#### Work to do
Present every line in which the string "Humidity" appears.

(Lines of data)
>>>>>

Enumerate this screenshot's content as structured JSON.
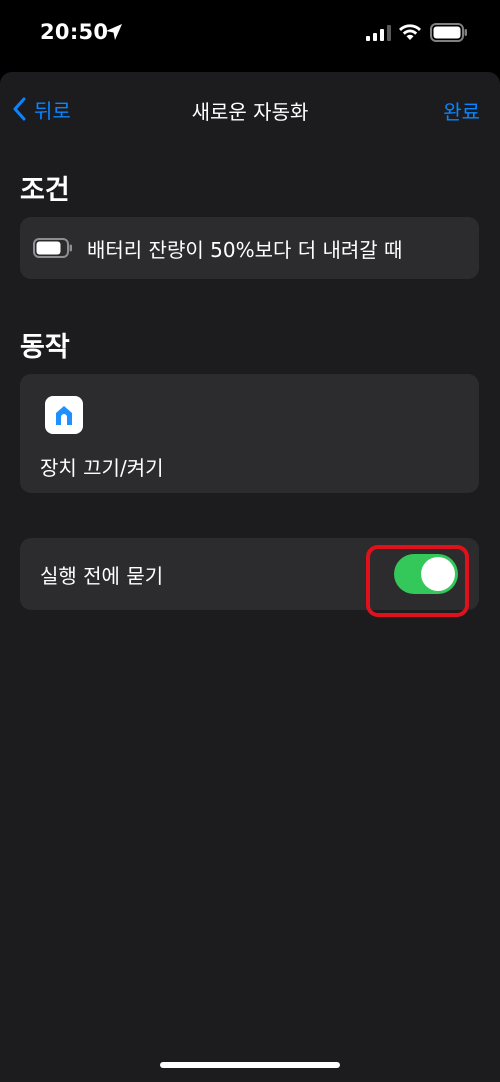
{
  "status_bar": {
    "time": "20:50"
  },
  "nav": {
    "back_label": "뒤로",
    "title": "새로운 자동화",
    "done_label": "완료"
  },
  "condition": {
    "header": "조건",
    "text": "배터리 잔량이 50%보다 더 내려갈 때"
  },
  "action": {
    "header": "동작",
    "label": "장치 끄기/켜기"
  },
  "ask_before_running": {
    "label": "실행 전에 묻기",
    "enabled": true
  },
  "colors": {
    "accent": "#0a84ff",
    "toggle_on": "#34c759",
    "highlight": "#e0111b",
    "card": "#2c2c2e",
    "background": "#1c1c1e"
  }
}
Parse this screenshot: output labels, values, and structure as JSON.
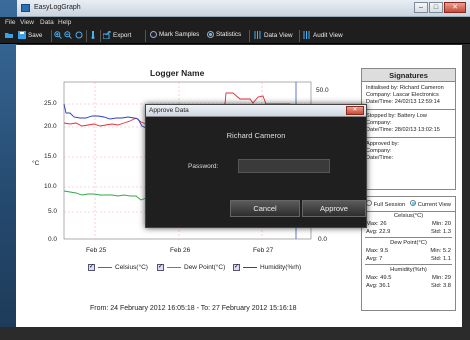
{
  "window": {
    "title": "EasyLogGraph",
    "btn_min": "–",
    "btn_max": "□",
    "btn_close": "✕"
  },
  "menu": [
    "File",
    "View",
    "Data",
    "Help"
  ],
  "toolbar": {
    "save": "Save",
    "export": "Export",
    "mark_samples": "Mark Samples",
    "statistics": "Statistics",
    "data_view": "Data View",
    "audit_view": "Audit View"
  },
  "chart": {
    "title": "Logger Name",
    "ylabel_left": "°C",
    "left_ticks": [
      "25.0",
      "20.0",
      "15.0",
      "10.0",
      "5.0",
      "0.0"
    ],
    "right_ticks": [
      "50.0",
      "0.0"
    ],
    "x_ticks": [
      "Feb 25",
      "Feb 26",
      "Feb 27"
    ],
    "legend": [
      {
        "label": "Celsius(°C)",
        "color": "#e0303a"
      },
      {
        "label": "Dew Point(°C)",
        "color": "#2da84a"
      },
      {
        "label": "Humidity(%rh)",
        "color": "#2b3fbf"
      }
    ],
    "range": "From: 24 February 2012 16:05:18  -  To: 27 February 2012 15:16:18"
  },
  "signatures": {
    "title": "Signatures",
    "initialised": [
      "Initialised by: Richard Cameron",
      "Company: Lascar Electronics",
      "Date/Time: 24/02/13 12:59:14"
    ],
    "stopped": [
      "Stopped by: Battery Low",
      "Company:",
      "Date/Time: 28/02/13 13:02:15"
    ],
    "approved": [
      "Approved by:",
      "Company:",
      "Date/Time:"
    ]
  },
  "stats": {
    "full_session": "Full Session",
    "current_view": "Current View",
    "groups": [
      {
        "title": "Celsius(°C)",
        "max": "Max: 26",
        "min": "Min: 20",
        "avg": "Avg: 22.9",
        "std": "Std: 1.3"
      },
      {
        "title": "Dew Point(°C)",
        "max": "Max: 9.5",
        "min": "Min: 5.2",
        "avg": "Avg: 7",
        "std": "Std: 1.1"
      },
      {
        "title": "Humidity(%rh)",
        "max": "Max: 49.5",
        "min": "Min: 29",
        "avg": "Avg: 36.1",
        "std": "Std: 3.8"
      }
    ]
  },
  "dialog": {
    "title": "Approve Data",
    "close": "✕",
    "name": "Richard Cameron",
    "password_label": "Password:",
    "password_value": "",
    "cancel": "Cancel",
    "approve": "Approve"
  }
}
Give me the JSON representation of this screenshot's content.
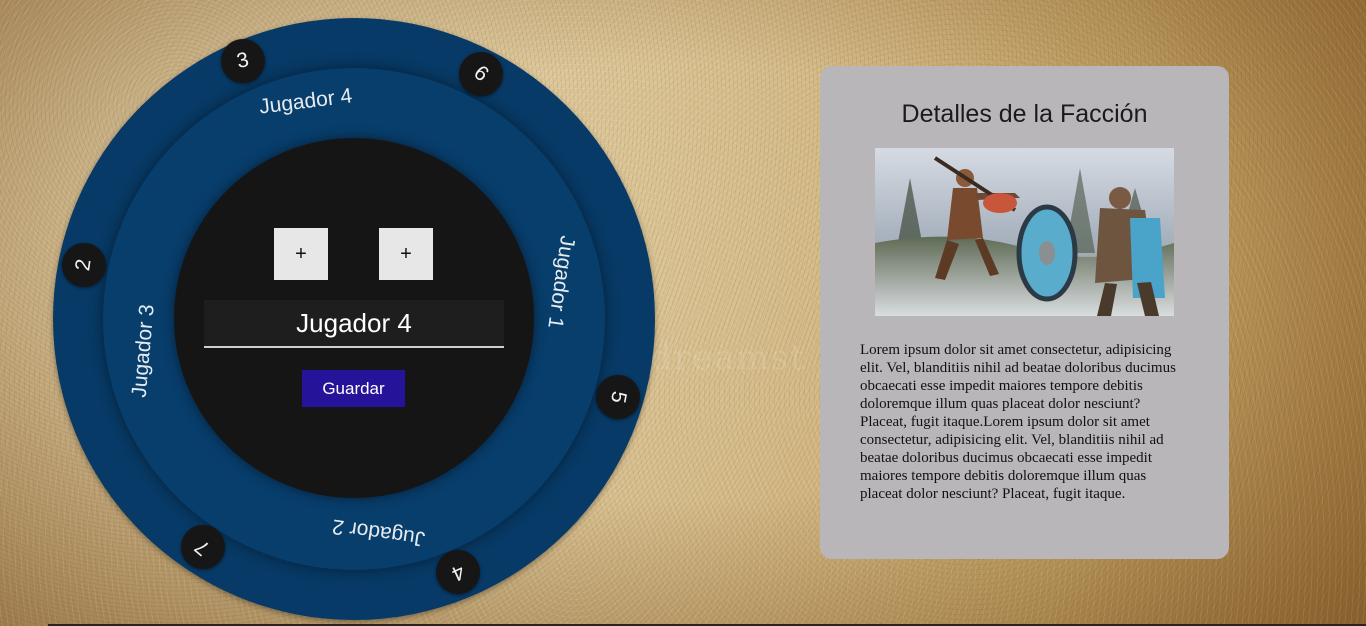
{
  "wheel": {
    "players": [
      {
        "name": "Jugador 4",
        "position": "top"
      },
      {
        "name": "Jugador 1",
        "position": "right"
      },
      {
        "name": "Jugador 2",
        "position": "bottom"
      },
      {
        "name": "Jugador 3",
        "position": "left"
      }
    ],
    "seats": [
      "3",
      "6",
      "2",
      "5",
      "7",
      "4"
    ],
    "colors": {
      "outer_ring": "#073a66",
      "inner_disc": "#151515",
      "seat_badge": "#161616"
    }
  },
  "editor": {
    "add_left_label": "+",
    "add_right_label": "+",
    "name_value": "Jugador 4",
    "save_label": "Guardar",
    "save_color": "#25139a"
  },
  "details": {
    "title": "Detalles de la Facción",
    "image_alt": "faction-artwork",
    "description": "Lorem ipsum dolor sit amet consectetur, adipisicing elit. Vel, blanditiis nihil ad beatae doloribus ducimus obcaecati esse impedit maiores tempore debitis doloremque illum quas placeat dolor nesciunt? Placeat, fugit itaque.Lorem ipsum dolor sit amet consectetur, adipisicing elit. Vel, blanditiis nihil ad beatae doloribus ducimus obcaecati esse impedit maiores tempore debitis doloremque illum quas placeat dolor nesciunt? Placeat, fugit itaque.",
    "card_color": "#b9b6ba"
  }
}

<<<<<

#### Full response
        "label": "Humidity(%rh)",
        "title": "Humidity(%rh)",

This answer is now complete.